TASK:
In the forum thread below about whether an MBA is worth it, what does $100k grow to if invested for 30 years at 5% interest?

READING TEXT:
Is an MBA Worth It in 2011? - jaybol
http://www.knewton.com/gmat/mba/worth-it/
======
ccashell
I think it's worth it for a very small number of people. They note that a top
school will cost you $50k per year in tuition. If you figure 2 years for an
MBA, that's $100k. If you invested that for 30 years at 5% interest, it comes
out to $432k. Very close to the difference in lifetime earnings between a
Bachelor's degree, $2.7 million, and an MBA, $3.2 million (all numbers are
from article).

I also think an MBA has become a bit diluted. Lots of people have them, and
that's reduced the wow factor. Heck, having an MBA is even the butt of jokes
(<http://www.youtube.com/watch?v=NcoDV0dhWPA>). Now, I'm not saying an MBA is
bad, but I don't think it has the same prestige that it did 10, 15, or 20
years ago. There are definitely still some industries and some people who view
them in very high regard.

I don't think it's worth getting an MBA "just because". Analyze the industry
you work in and your career goals, and decide based on that. For most people,
however, I think you might be better off getting the knowledge on your own
(something like Josh Kaufman's Personal MBA concept
(<http://personalmba.com/manifesto/)>).

GIVEN INFORMATION:
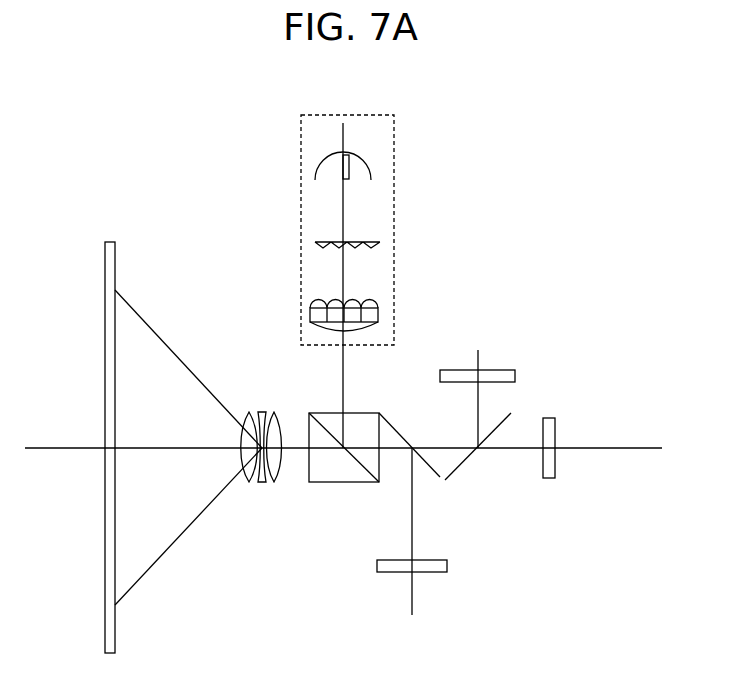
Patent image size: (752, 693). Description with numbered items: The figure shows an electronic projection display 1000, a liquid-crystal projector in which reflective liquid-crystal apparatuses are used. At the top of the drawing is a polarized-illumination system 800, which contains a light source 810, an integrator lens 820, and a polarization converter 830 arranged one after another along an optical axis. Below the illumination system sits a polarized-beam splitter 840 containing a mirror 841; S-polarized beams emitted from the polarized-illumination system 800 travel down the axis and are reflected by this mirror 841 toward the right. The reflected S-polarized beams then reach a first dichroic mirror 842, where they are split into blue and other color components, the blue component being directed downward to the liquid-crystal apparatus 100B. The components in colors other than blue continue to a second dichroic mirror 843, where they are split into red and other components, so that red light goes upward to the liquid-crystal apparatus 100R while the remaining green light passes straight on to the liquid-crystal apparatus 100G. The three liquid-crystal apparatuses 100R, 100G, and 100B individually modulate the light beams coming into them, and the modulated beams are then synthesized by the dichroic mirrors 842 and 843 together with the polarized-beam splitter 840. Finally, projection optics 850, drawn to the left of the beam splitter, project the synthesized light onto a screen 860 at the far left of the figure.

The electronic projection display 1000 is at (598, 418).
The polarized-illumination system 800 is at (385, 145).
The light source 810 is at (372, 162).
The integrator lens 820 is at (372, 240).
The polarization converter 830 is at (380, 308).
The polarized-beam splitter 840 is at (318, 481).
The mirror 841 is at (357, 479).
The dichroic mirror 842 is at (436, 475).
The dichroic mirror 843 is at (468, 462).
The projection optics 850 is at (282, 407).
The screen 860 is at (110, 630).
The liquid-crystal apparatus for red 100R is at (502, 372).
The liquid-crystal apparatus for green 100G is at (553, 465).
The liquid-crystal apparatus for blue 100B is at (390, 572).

THE RESPONSE:
$432k